• WHAT TO WORK ON:
What lines in the records below contain the string "multiple"? Copy every one.

• MATERIALS PROVIDED:
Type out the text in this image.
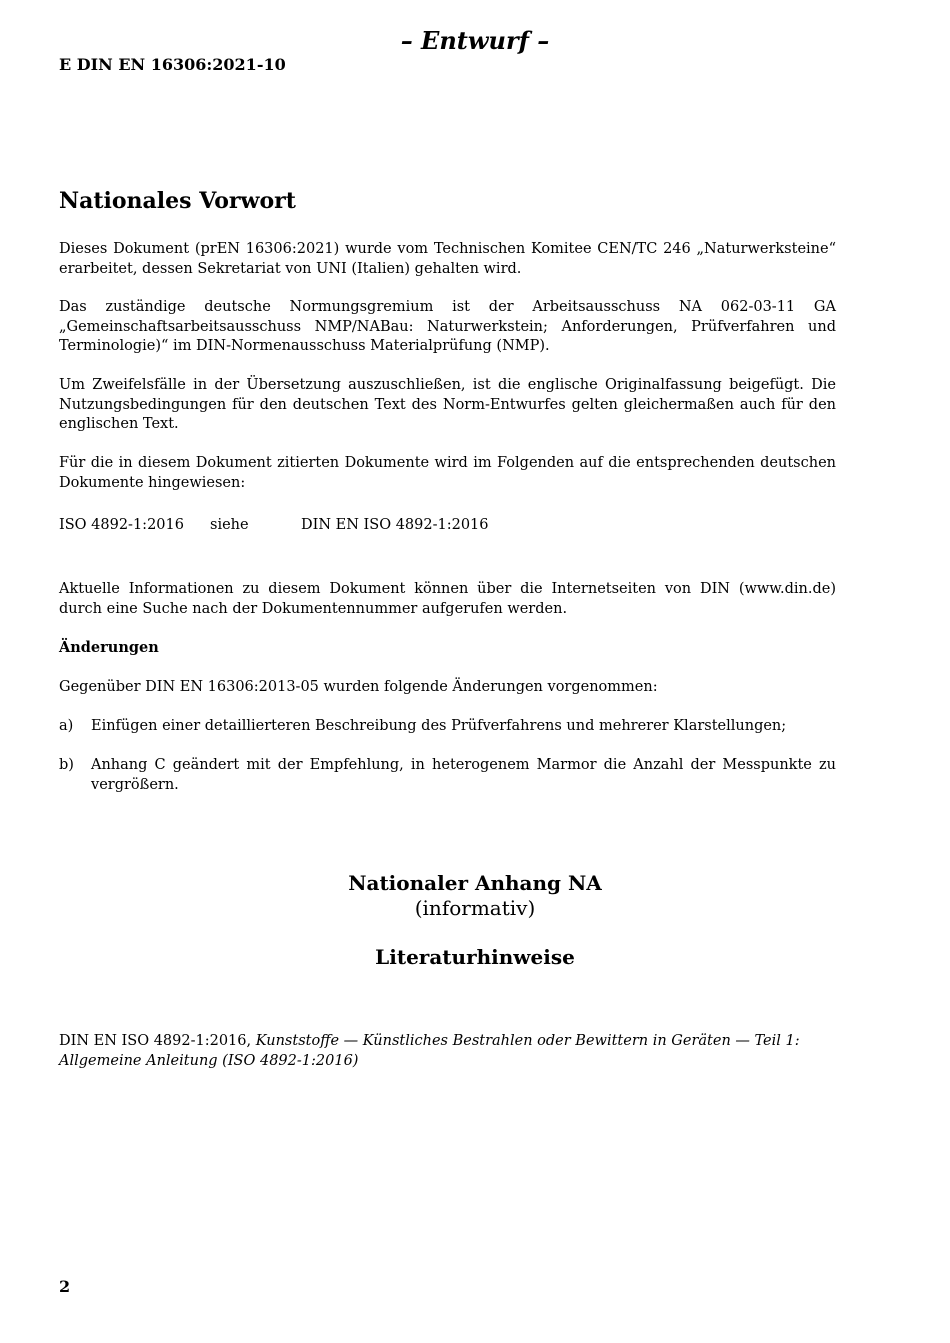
– Entwurf –
E DIN EN 16306:2021-10
Nationales Vorwort
Dieses Dokument (prEN 16306:2021) wurde vom Technischen Komitee CEN/TC 246 „Naturwerksteine“ erarbeitet, dessen Sekretariat von UNI (Italien) gehalten wird.
Das zuständige deutsche Normungsgremium ist der Arbeitsausschuss NA 062-03-11 GA „Gemeinschaftsarbeitsausschuss NMP/NABau: Naturwerkstein; Anforderungen, Prüfverfahren und Terminologie)“ im DIN-Normenausschuss Materialprüfung (NMP).
Um Zweifelsfälle in der Übersetzung auszuschließen, ist die englische Originalfassung beigefügt. Die Nutzungsbedingungen für den deutschen Text des Norm-Entwurfes gelten gleichermaßen auch für den englischen Text.
Für die in diesem Dokument zitierten Dokumente wird im Folgenden auf die entsprechenden deutschen Dokumente hingewiesen:
ISO 4892-1:2016 siehe	DIN EN ISO 4892-1:2016
Aktuelle Informationen zu diesem Dokument können über die Internetseiten von DIN (www.din.de) durch eine Suche nach der Dokumentennummer aufgerufen werden.
Änderungen
Gegenüber DIN EN 16306:2013-05 wurden folgende Änderungen vorgenommen:
a) Einfügen einer detaillierteren Beschreibung des Prüfverfahrens und mehrerer Klarstellungen;
b) Anhang C geändert mit der Empfehlung, in heterogenem Marmor die Anzahl der Messpunkte zu vergrößern.
Nationaler Anhang NA
(informativ)
Literaturhinweise
DIN EN ISO 4892-1:2016, Kunststoffe — Künstliches Bestrahlen oder Bewittern in Geräten — Teil 1: Allgemeine Anleitung (ISO 4892-1:2016)
2
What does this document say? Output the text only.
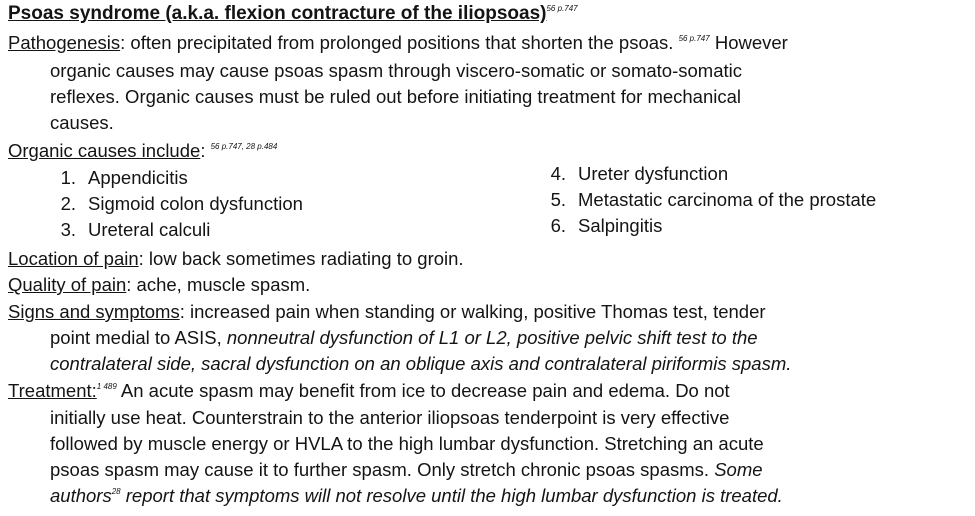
Psoas syndrome (a.k.a. flexion contracture of the iliopsoas)$^{56 p.747}$
Pathogenesis: often precipitated from prolonged positions that shorten the psoas. $^{56 p.747}$ However
organic causes may cause psoas spasm through viscero-somatic or somato-somatic
reflexes. Organic causes must be ruled out before initiating treatment for mechanical
causes.
Organic causes include: $^{56 p.747, 28 p.484}$
1. Appendicitis
2. Sigmoid colon dysfunction
3. Ureteral calculi
4. Ureter dysfunction
5. Metastatic carcinoma of the prostate
6. Salpingitis
Location of pain: low back sometimes radiating to groin.
Quality of pain: ache, muscle spasm.
Signs and symptoms: increased pain when standing or walking, positive Thomas test, tender
point medial to ASIS, nonneutral dysfunction of L1 or L2, positive pelvic shift test to the
contralateral side, sacral dysfunction on an oblique axis and contralateral piriformis spasm.
Treatment:$^{1 489}$ An acute spasm may benefit from ice to decrease pain and edema. Do not
initially use heat. Counterstrain to the anterior iliopsoas tenderpoint is very effective
followed by muscle energy or HVLA to the high lumbar dysfunction. Stretching an acute
psoas spasm may cause it to further spasm. Only stretch chronic psoas spasms. Some
authors$^{28}$ report that symptoms will not resolve until the high lumbar dysfunction is treated.
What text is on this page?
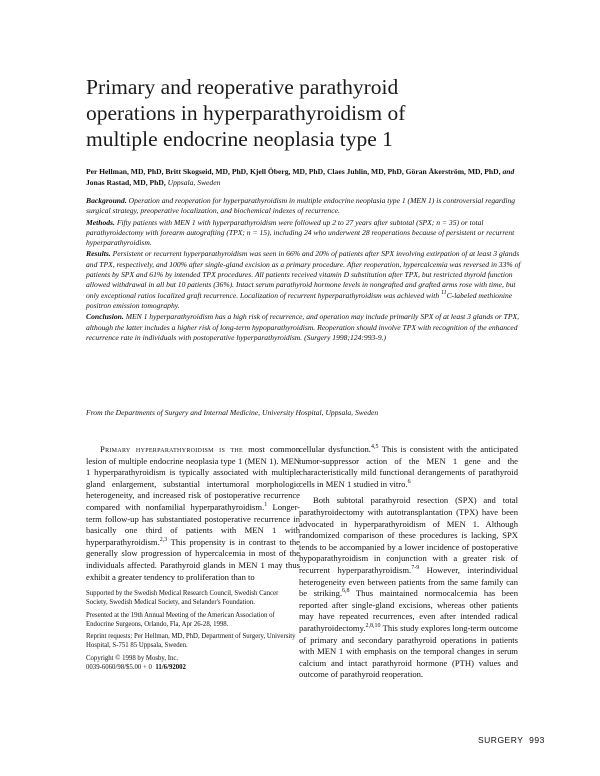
Primary and reoperative parathyroid
operations in hyperparathyroidism of
multiple endocrine neoplasia type 1
Per Hellman, MD, PhD, Britt Skogseid, MD, PhD, Kjell Öberg, MD, PhD, Claes Juhlin, MD, PhD, Göran Åkerström, MD, PhD, and Jonas Rastad, MD, PhD, Uppsala, Sweden

Background. Operation and reoperation for hyperparathyroidism in multiple endocrine neoplasia type 1 (MEN 1) is controversial regarding surgical strategy, preoperative localization, and biochemical indexes of recurrence.

Methods. Fifty patients with MEN 1 with hyperparathyroidism were followed up 2 to 27 years after subtotal (SPX; n = 35) or total parathyroidectomy with forearm autografting (TPX; n = 15), including 24 who underwent 28 reoperations because of persistent or recurrent hyperparathyroidism.

Results. Persistent or recurrent hyperparathyroidism was seen in 66% and 20% of patients after SPX involving extirpation of at least 3 glands and TPX, respectively, and 100% after single-gland excision as a primary procedure. After reoperation, hypercalcemia was reversed in 33% of patients by SPX and 61% by intended TPX procedures. All patients received vitamin D substitution after TPX, but restricted thyroid function allowed withdrawal in all but 10 patients (36%). Intact serum parathyroid hormone levels in nongrafted and grafted arms rose with time, but only exceptional ratios localized graft recurrence. Localization of recurrent hyperparathyroidism was achieved with $^{11}$C-labeled methionine positron emission tomography.

Conclusion. MEN 1 hyperparathyroidism has a high risk of recurrence, and operation may include primarily SPX of at least 3 glands or TPX, although the latter includes a higher risk of long-term hypoparathyroidism. Reoperation should involve TPX with recognition of the enhanced recurrence rate in individuals with postoperative hyperparathyroidism. (Surgery 1998;124:993-9.)

From the Departments of Surgery and Internal Medicine, University Hospital, Uppsala, Sweden

Primary hyperparathyroidism is the most common lesion of multiple endocrine neoplasia type 1 (MEN 1). MEN 1 hyperparathyroidism is typically associated with multiple gland enlargement, substantial intertumoral morphologic heterogeneity, and increased risk of postoperative recurrence compared with nonfamilial hyperparathyroidism.$^1$ Longer-term follow-up has substantiated postoperative recurrence in basically one third of patients with MEN 1 with hyperparathyroidism.$^{2,3}$ This propensity is in contrast to the generally slow progression of hypercalcemia in most of the individuals affected. Parathyroid glands in MEN 1 may thus exhibit a greater tendency to proliferation than to

Supported by the Swedish Medical Research Council, Swedish Cancer Society, Swedish Medical Society, and Selander's Foundation.

Presented at the 19th Annual Meeting of the American Association of Endocrine Surgeons, Orlando, Fla, Apr 26-28, 1998.

Reprint requests: Per Hellman, MD, PhD, Department of Surgery, University Hospital, S-751 85 Uppsala, Sweden.

Copyright © 1998 by Mosby, Inc.

0039-6060/98/$5.00 + 0 11/6/92002

cellular dysfunction.$^{4,5}$ This is consistent with the anticipated tumor-suppressor action of the MEN 1 gene and the characteristically mild functional derangements of parathyroid cells in MEN 1 studied in vitro.$^6$

Both subtotal parathyroid resection (SPX) and total parathyroidectomy with autotransplantation (TPX) have been advocated in hyperparathyroidism of MEN 1. Although randomized comparison of these procedures is lacking, SPX tends to be accompanied by a lower incidence of postoperative hypoparathyroidism in conjunction with a greater risk of recurrent hyperparathyroidism.$^{7-9}$ However, interindividual heterogeneity even between patients from the same family can be striking.$^{6,8}$ Thus maintained normocalcemia has been reported after single-gland excisions, whereas other patients may have repeated recurrences, even after intended radical parathyroidectomy.$^{2,8,10}$ This study explores long-term outcome of primary and secondary parathyroid operations in patients with MEN 1 with emphasis on the temporal changes in serum calcium and intact parathyroid hormone (PTH) values and outcome of parathyroid reoperation.

SURGERY 993
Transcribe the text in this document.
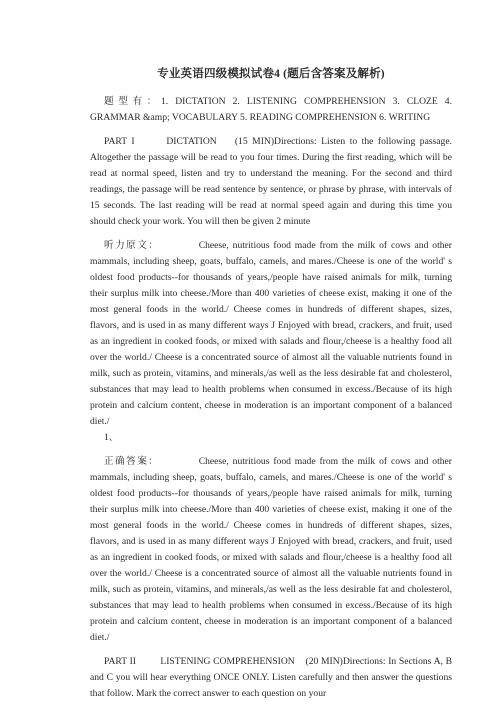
专业英语四级模拟试卷4 (题后含答案及解析)

题型有：1. DICTATION 2. LISTENING COMPREHENSION 3. CLOZE 4. GRAMMAR &amp; VOCABULARY 5. READING COMPREHENSION 6. WRITING

PART I	DICTATION (15 MIN)Directions: Listen to the following passage. Altogether the passage will be read to you four times. During the first reading, which will be read at normal speed, listen and try to understand the meaning. For the second and third readings, the passage will be read sentence by sentence, or phrase by phrase, with intervals of 15 seconds. The last reading will be read at normal speed again and during this time you should check your work. You will then be given 2 minute

听力原文：	Cheese, nutritious food made from the milk of cows and other mammals, including sheep, goats, buffalo, camels, and mares./Cheese is one of the world' s oldest food products--for thousands of years,/people have raised animals for milk, turning their surplus milk into cheese./More than 400 varieties of cheese exist, making it one of the most general foods in the world./ Cheese comes in hundreds of different shapes, sizes, flavors, and is used in as many different ways J Enjoyed with bread, crackers, and fruit, used as an ingredient in cooked foods, or mixed with salads and flour,/cheese is a healthy food all over the world./ Cheese is a concentrated source of almost all the valuable nutrients found in milk, such as protein, vitamins, and minerals,/as well as the less desirable fat and cholesterol, substances that may lead to health problems when consumed in excess./Because of its high protein and calcium content, cheese in moderation is an important component of a balanced diet./

1、

正确答案：	Cheese, nutritious food made from the milk of cows and other mammals, including sheep, goats, buffalo, camels, and mares./Cheese is one of the world' s oldest food products--for thousands of years,/people have raised animals for milk, turning their surplus milk into cheese./More than 400 varieties of cheese exist, making it one of the most general foods in the world./ Cheese comes in hundreds of different shapes, sizes, flavors, and is used in as many different ways J Enjoyed with bread, crackers, and fruit, used as an ingredient in cooked foods, or mixed with salads and flour,/cheese is a healthy food all over the world./ Cheese is a concentrated source of almost all the valuable nutrients found in milk, such as protein, vitamins, and minerals,/as well as the less desirable fat and cholesterol, substances that may lead to health problems when consumed in excess./Because of its high protein and calcium content, cheese in moderation is an important component of a balanced diet./

PART II	LISTENING COMPREHENSION (20 MIN)Directions: In Sections A, B and C you will hear everything ONCE ONLY. Listen carefully and then answer the questions that follow. Mark the correct answer to each question on your
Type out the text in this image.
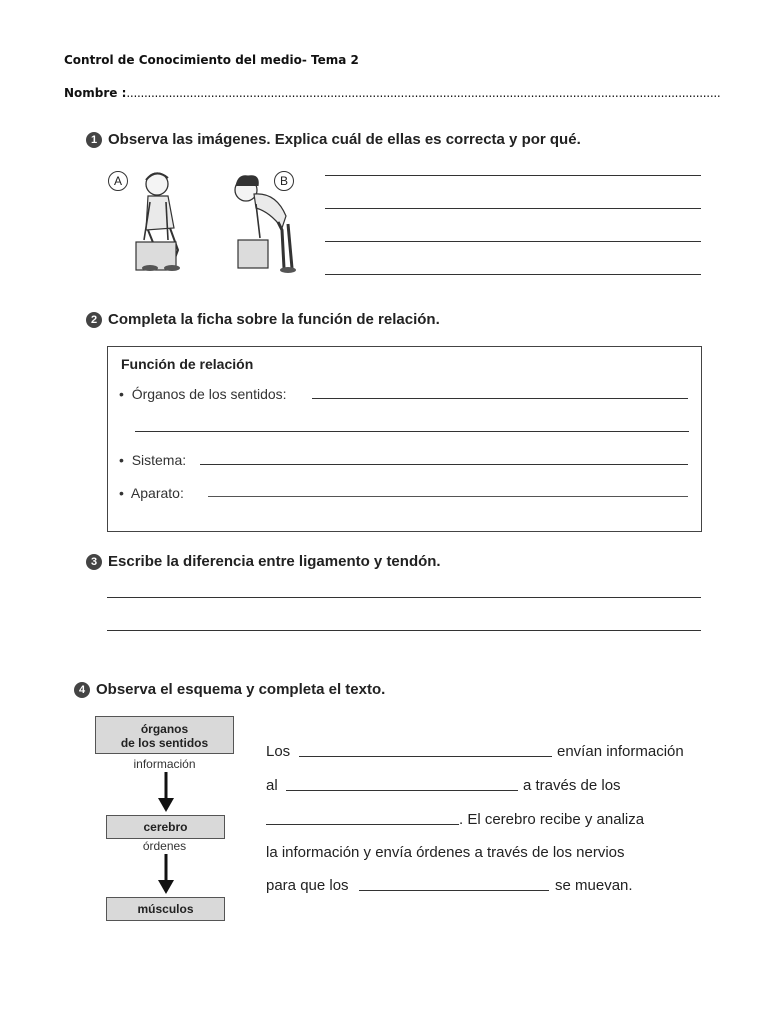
Control de Conocimiento del medio- Tema 2
Nombre :.........................................................................................................................................................................
1 Observa las imágenes. Explica cuál de ellas es correcta y por qué.
A	B
2 Completa la ficha sobre la función de relación.
Función de relación
• Órganos de los sentidos:
• Sistema:
• Aparato:
3 Escribe la diferencia entre ligamento y tendón.
4 Observa el esquema y completa el texto.
órganos
de los sentidos
información
cerebro
órdenes
músculos
Los	envían información
al	a través de los
. El cerebro recibe y analiza
la información y envía órdenes a través de los nervios
para que los	se muevan.
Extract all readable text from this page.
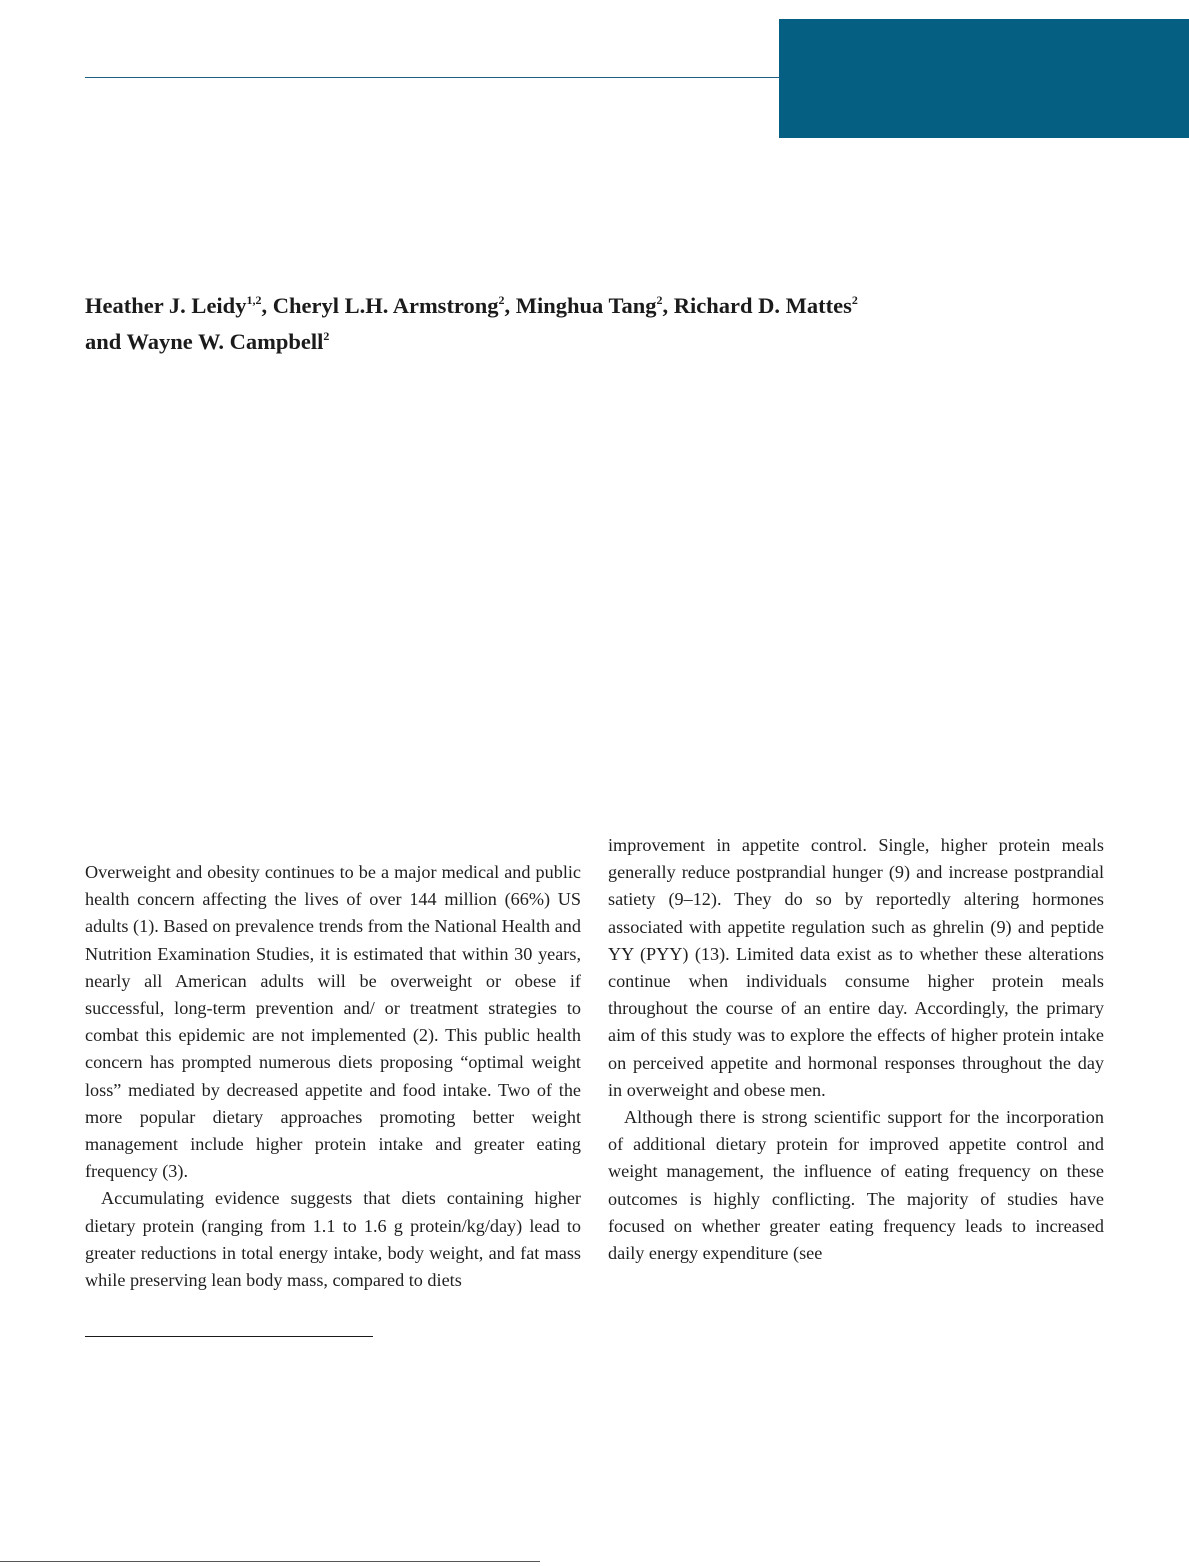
Heather J. Leidy$^{1,2}$, Cheryl L.H. Armstrong$^2$, Minghua Tang$^2$, Richard D. Mattes$^2$
and Wayne W. Campbell$^2$

Overweight and obesity continues to be a major medical and public health concern affecting the lives of over 144 million (66%) US adults (1). Based on prevalence trends from the National Health and Nutrition Examination Studies, it is estimated that within 30 years, nearly all American adults will be overweight or obese if successful, long-term prevention and/ or treatment strategies to combat this epidemic are not implemented (2). This public health concern has prompted numerous diets proposing “optimal weight loss” mediated by decreased appetite and food intake. Two of the more popular dietary approaches promoting better weight management include higher protein intake and greater eating frequency (3).

Accumulating evidence suggests that diets containing higher dietary protein (ranging from 1.1 to 1.6 g protein/kg/day) lead to greater reductions in total energy intake, body weight, and fat mass while preserving lean body mass, compared to diets

improvement in appetite control. Single, higher protein meals generally reduce postprandial hunger (9) and increase postprandial satiety (9–12). They do so by reportedly altering hormones associated with appetite regulation such as ghrelin (9) and peptide YY (PYY) (13). Limited data exist as to whether these alterations continue when individuals consume higher protein meals throughout the course of an entire day. Accordingly, the primary aim of this study was to explore the effects of higher protein intake on perceived appetite and hormonal responses throughout the day in overweight and obese men.

Although there is strong scientific support for the incorporation of additional dietary protein for improved appetite control and weight management, the influence of eating frequency on these outcomes is highly conflicting. The majority of studies have focused on whether greater eating frequency leads to increased daily energy expenditure (see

• RESPONSE TO THIS TASK:
multiple endocrine neoplasia type 1
Background. Operation and reoperation for hyperparathyroidism in multiple endocrine neoplasia type 1 (MEN 1) is controversial regarding surgical strategy, preoperative localization, and biochemical indexes of recurrence.
Primary hyperparathyroidism is the most common lesion of multiple endocrine neoplasia type 1 (MEN 1). MEN 1 hyperparathyroidism is typically associated with multiple gland enlargement, substantial intertumoral morphologic heterogeneity, and increased risk of postoperative recurrence compared with nonfamilial hyperparathyroidism.$^1$ Longer-term follow-up has substantiated postoperative recurrence in basically one third of patients with MEN 1 with hyperparathyroidism.$^{2,3}$ This propensity is in contrast to the generally slow progression of hypercalcemia in most of the individuals affected. Parathyroid glands in MEN 1 may thus exhibit a greater tendency to proliferation than to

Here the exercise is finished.